- _Short exercise_
Write out the listing in full, matching it word for word.

[Collected data entries]
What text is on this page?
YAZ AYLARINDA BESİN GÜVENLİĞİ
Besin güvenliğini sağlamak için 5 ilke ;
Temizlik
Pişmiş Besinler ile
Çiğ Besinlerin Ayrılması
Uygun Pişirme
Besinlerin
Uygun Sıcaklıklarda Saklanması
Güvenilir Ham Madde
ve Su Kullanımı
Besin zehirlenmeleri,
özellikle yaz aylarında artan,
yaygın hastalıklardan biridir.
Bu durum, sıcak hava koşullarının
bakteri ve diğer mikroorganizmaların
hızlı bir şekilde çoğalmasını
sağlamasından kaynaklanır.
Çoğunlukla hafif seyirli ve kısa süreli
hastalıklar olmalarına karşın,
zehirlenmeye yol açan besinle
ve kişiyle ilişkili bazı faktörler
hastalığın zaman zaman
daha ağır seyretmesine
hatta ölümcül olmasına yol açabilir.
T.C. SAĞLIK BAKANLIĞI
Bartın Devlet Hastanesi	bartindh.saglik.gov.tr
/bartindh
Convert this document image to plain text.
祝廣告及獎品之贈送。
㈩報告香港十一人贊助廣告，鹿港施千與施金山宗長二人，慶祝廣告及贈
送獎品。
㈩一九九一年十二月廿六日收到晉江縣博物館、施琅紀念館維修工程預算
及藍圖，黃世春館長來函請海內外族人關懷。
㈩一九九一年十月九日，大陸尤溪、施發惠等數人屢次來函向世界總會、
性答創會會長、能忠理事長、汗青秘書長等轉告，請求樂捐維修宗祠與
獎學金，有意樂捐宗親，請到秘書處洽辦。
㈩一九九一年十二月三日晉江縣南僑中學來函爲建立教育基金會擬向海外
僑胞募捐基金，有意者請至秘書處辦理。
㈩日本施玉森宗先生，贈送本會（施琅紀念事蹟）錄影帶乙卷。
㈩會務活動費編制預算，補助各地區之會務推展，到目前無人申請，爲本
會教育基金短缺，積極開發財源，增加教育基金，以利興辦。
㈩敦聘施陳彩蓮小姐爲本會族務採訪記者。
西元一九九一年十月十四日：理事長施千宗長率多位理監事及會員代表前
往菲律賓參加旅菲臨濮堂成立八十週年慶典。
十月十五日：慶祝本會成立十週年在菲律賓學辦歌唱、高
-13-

- _Task solution_
What text is on this page?
YAZ AYLARINDA BESİN GÜVENLİĞİ
Besin güvenliğini sağlamak için 5 ilke ;
Temizlik
Pişmiş Besinler ile
Çiğ Besinlerin Ayrılması
Uygun Pişirme
Besinlerin
Uygun Sıcaklıklarda Saklanması
Güvenilir Ham Madde
ve Su Kullanımı
Besin zehirlenmeleri,
özellikle yaz aylarında artan,
yaygın hastalıklardan biridir.
Bu durum, sıcak hava koşullarının
bakteri ve diğer mikroorganizmaların
hızlı bir şekilde çoğalmasını
sağlamasından kaynaklanır.
Çoğunlukla hafif seyirli ve kısa süreli
hastalıklar olmalarına karşın,
zehirlenmeye yol açan besinle
ve kişiyle ilişkili bazı faktörler
hastalığın zaman zaman
daha ağır seyretmesine
hatta ölümcül olmasına yol açabilir.
T.C. SAĞLIK BAKANLIĞI
Bartın Devlet Hastanesi	bartindh.saglik.gov.tr
/bartindh
Convert this document image to plain text.
祝廣告及獎品之贈送。
㈩報告香港十一人贊助廣告，鹿港施千與施金山宗長二人，慶祝廣告及贈
送獎品。
㈩一九九一年十二月廿六日收到晉江縣博物館、施琅紀念館維修工程預算
及藍圖，黃世春館長來函請海內外族人關懷。
㈩一九九一年十月九日，大陸尤溪、施發惠等數人屢次來函向世界總會、
性答創會會長、能忠理事長、汗青秘書長等轉告，請求樂捐維修宗祠與
獎學金，有意樂捐宗親，請到秘書處洽辦。
㈩一九九一年十二月三日晉江縣南僑中學來函爲建立教育基金會擬向海外
僑胞募捐基金，有意者請至秘書處辦理。
㈩日本施玉森宗先生，贈送本會（施琅紀念事蹟）錄影帶乙卷。
㈩會務活動費編制預算，補助各地區之會務推展，到目前無人申請，爲本
會教育基金短缺，積極開發財源，增加教育基金，以利興辦。
㈩敦聘施陳彩蓮小姐爲本會族務採訪記者。
西元一九九一年十月十四日：理事長施千宗長率多位理監事及會員代表前
往菲律賓參加旅菲臨濮堂成立八十週年慶典。
十月十五日：慶祝本會成立十週年在菲律賓學辦歌唱、高
-13-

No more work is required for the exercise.